--- start Selected text ---
PV-qspinlock is an optimization of spinlocks in virtualization CPU overcommitment scenarios. It allows a hypervisor to block a vCPU in the lock context and wake up the corresponding vCPU after the lock is released. In overcommitment scenarios, PV-qspinlock can better utilize pCPU resources and optimize the compilation process, reducing the time required for compiling applications.

Operation Guide

Modify the /boot/efi/EFI/openEuler/grub.cfg configuration file of a VM by adding arm_pvspin to the command-line startup parameter. The modification takes effect after the VM is restarted. After PV-qspinlock takes effect, you can run the dmesg command on the VM to find the following log:

text

[    0.000000] arm-pv: PV qspinlocks enabled

PV-qspinlock is supported only when both the host and VM run openEuler 20.09 or later and the VM kernel compilation option is set as CONFIG_PARAVIRT_SPINLOCKS=y (default configuration on openEuler).
--- end Selected text ---
--- start Data supplied ---
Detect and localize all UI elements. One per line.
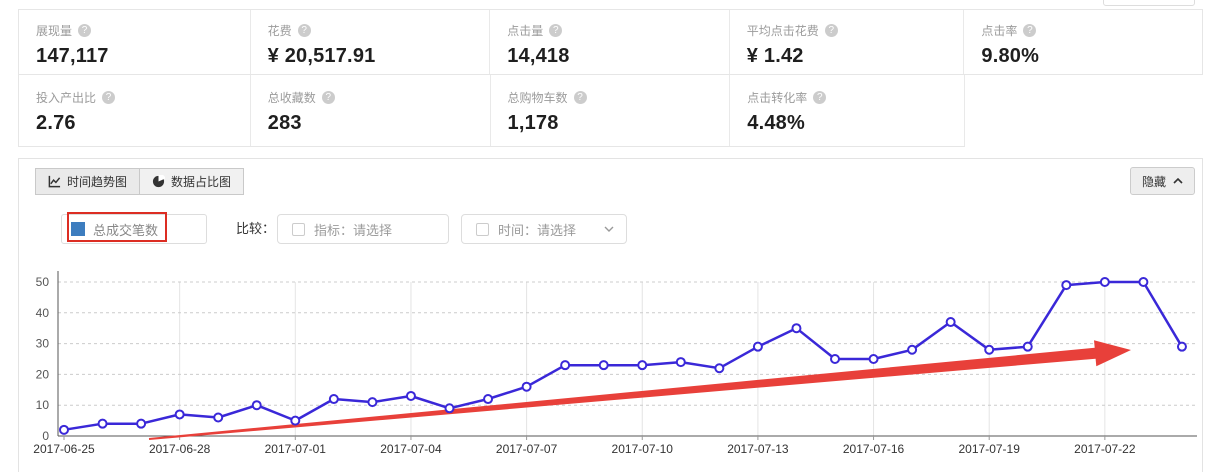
metric-value: 9.80% bbox=[981, 45, 1040, 67]
metric-value: 4.48% bbox=[747, 112, 805, 134]
help-icon[interactable]: ? bbox=[573, 91, 587, 104]
svg-text:2017-07-13: 2017-07-13 bbox=[727, 442, 789, 456]
metric-label: 点击量 bbox=[507, 24, 544, 38]
line-chart-icon bbox=[48, 175, 61, 188]
metric-avg-cpc: 平均点击花费? ¥ 1.42 bbox=[730, 10, 965, 74]
svg-text:50: 50 bbox=[36, 275, 50, 289]
svg-text:2017-06-25: 2017-06-25 bbox=[33, 442, 95, 456]
chevron-down-icon bbox=[604, 226, 614, 232]
help-icon[interactable]: ? bbox=[549, 24, 563, 37]
svg-text:10: 10 bbox=[36, 398, 50, 412]
time-select-placeholder: 时间：请选择 bbox=[498, 222, 577, 238]
metric-label: 投入产出比 bbox=[36, 91, 97, 105]
metric-label: 总收藏数 bbox=[267, 91, 316, 105]
svg-text:2017-06-28: 2017-06-28 bbox=[149, 442, 211, 456]
trend-arrow-annotation bbox=[148, 340, 1131, 440]
metric-value: 283 bbox=[267, 112, 302, 134]
trend-chart-panel: 时间趋势图 数据占比图 隐藏 总成交笔数 比较： 指标：请选择 时间：请选择 0 bbox=[18, 158, 1203, 472]
help-icon[interactable]: ? bbox=[1023, 24, 1037, 37]
help-icon[interactable]: ? bbox=[78, 24, 92, 37]
time-checkbox[interactable] bbox=[476, 222, 489, 236]
compare-time-select[interactable]: 时间：请选择 bbox=[461, 214, 627, 244]
legend-swatch bbox=[71, 222, 85, 236]
metric-label: 花费 bbox=[267, 24, 292, 38]
tab-time-trend[interactable]: 时间趋势图 bbox=[35, 168, 141, 195]
metrics-summary: 展现量? 147,117 花费? ¥ 20,517.91 点击量? 14,418… bbox=[18, 9, 1203, 147]
metric-roi: 投入产出比? 2.76 bbox=[19, 75, 251, 146]
metric-impressions: 展现量? 147,117 bbox=[19, 10, 251, 74]
svg-text:2017-07-22: 2017-07-22 bbox=[1074, 442, 1136, 456]
metric-favorites: 总收藏数? 283 bbox=[251, 75, 491, 146]
legend-item-total-orders[interactable]: 总成交笔数 bbox=[61, 212, 207, 244]
tab-data-proportion[interactable]: 数据占比图 bbox=[139, 168, 245, 195]
metric-value: ¥ 1.42 bbox=[746, 45, 804, 67]
metric-select-placeholder: 指标：请选择 bbox=[314, 222, 393, 238]
help-icon[interactable]: ? bbox=[297, 24, 311, 37]
svg-text:0: 0 bbox=[42, 429, 49, 443]
chart-tabs: 时间趋势图 数据占比图 bbox=[35, 168, 245, 195]
tab-label: 时间趋势图 bbox=[67, 175, 128, 189]
metric-clicks: 点击量? 14,418 bbox=[490, 10, 730, 74]
metric-label: 展现量 bbox=[36, 24, 73, 38]
svg-text:2017-07-04: 2017-07-04 bbox=[380, 442, 442, 456]
pie-chart-icon bbox=[152, 175, 166, 188]
svg-text:2017-07-16: 2017-07-16 bbox=[843, 442, 905, 456]
metric-carts: 总购物车数? 1,178 bbox=[491, 75, 731, 146]
svg-text:40: 40 bbox=[36, 306, 50, 320]
metric-value: 2.76 bbox=[36, 112, 76, 134]
svg-text:2017-07-07: 2017-07-07 bbox=[496, 442, 558, 456]
hide-button[interactable]: 隐藏 bbox=[1129, 167, 1195, 195]
compare-label: 比较： bbox=[236, 221, 276, 236]
metric-label: 点击率 bbox=[981, 24, 1018, 38]
svg-text:2017-07-10: 2017-07-10 bbox=[612, 442, 674, 456]
trend-chart: 0 10 20 30 40 50 2017-06-25 2017-06-28 2017-07-0… bbox=[33, 271, 1197, 456]
metric-ctr: 点击率? 9.80% bbox=[964, 10, 1202, 74]
metric-checkbox[interactable] bbox=[292, 222, 305, 236]
cut-off-button-above bbox=[1103, 0, 1195, 6]
metric-value: ¥ 20,517.91 bbox=[267, 45, 376, 67]
metric-value: 14,418 bbox=[507, 45, 570, 67]
metrics-row-2: 投入产出比? 2.76 总收藏数? 283 总购物车数? 1,178 点击转化率… bbox=[18, 75, 965, 147]
metrics-row-1: 展现量? 147,117 花费? ¥ 20,517.91 点击量? 14,418… bbox=[18, 9, 1203, 75]
svg-text:20: 20 bbox=[36, 367, 50, 381]
chevron-up-icon bbox=[1173, 178, 1183, 184]
svg-text:2017-07-01: 2017-07-01 bbox=[265, 442, 327, 456]
metric-value: 1,178 bbox=[507, 112, 559, 134]
help-icon[interactable]: ? bbox=[102, 91, 116, 104]
svg-text:30: 30 bbox=[36, 337, 50, 351]
metric-label: 点击转化率 bbox=[747, 91, 808, 105]
compare-metric-select[interactable]: 指标：请选择 bbox=[277, 214, 449, 244]
svg-text:2017-07-19: 2017-07-19 bbox=[959, 442, 1021, 456]
metric-label: 平均点击花费 bbox=[746, 24, 819, 38]
help-icon[interactable]: ? bbox=[321, 91, 335, 104]
metric-spend: 花费? ¥ 20,517.91 bbox=[251, 10, 491, 74]
tab-label: 数据占比图 bbox=[171, 175, 232, 189]
metric-value: 147,117 bbox=[36, 45, 109, 67]
metric-label: 总购物车数 bbox=[507, 91, 568, 105]
help-icon[interactable]: ? bbox=[813, 91, 827, 104]
help-icon[interactable]: ? bbox=[824, 24, 838, 37]
hide-button-label: 隐藏 bbox=[1141, 174, 1166, 189]
metric-cvr: 点击转化率? 4.48% bbox=[730, 75, 965, 146]
legend-label: 总成交笔数 bbox=[93, 222, 159, 238]
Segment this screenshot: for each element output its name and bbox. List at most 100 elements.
--- end Data supplied ---
» **Set problem 1**
Decide whether each statement agrees with the PV-qspinlock text. Give yes or no for each, along with the deciding words of the text quoted exactly.
(a) Editing the grub.cfg file takes effect without restarting the VM.
(b) Both the host and the VM must run openEuler 20.09 or later for PV-qspinlock to be supported.
(c) CONFIG_PARAVIRT_SPINLOCKS=y is the default configuration on openEuler.
» **Set problem 2**
According to the PV-qspinlock text, what must be added to the command-line startup parameter in the VM's grub.cfg file?
» **Set problem 3**
Retype the part of the PV-qspinlock text starting at "PV-qspinlock is an" and ending at "for compiling applications.".

» **Full response 1**
(a) No: "The modification takes effect after the VM is restarted."
(b) Yes: "PV-qspinlock is supported only when both the host and VM run openEuler 20.09 or later"
(c) Yes: "(default configuration on openEuler)"

» **Full response 2**
arm_pvspin

» **Full response 3**
PV-qspinlock is an optimization of spinlocks in virtualization CPU overcommitment scenarios. It allows a hypervisor to block a vCPU in the lock context and wake up the corresponding vCPU after the lock is released. In overcommitment scenarios, PV-qspinlock can better utilize pCPU resources and optimize the compilation process, reducing the time required for compiling applications.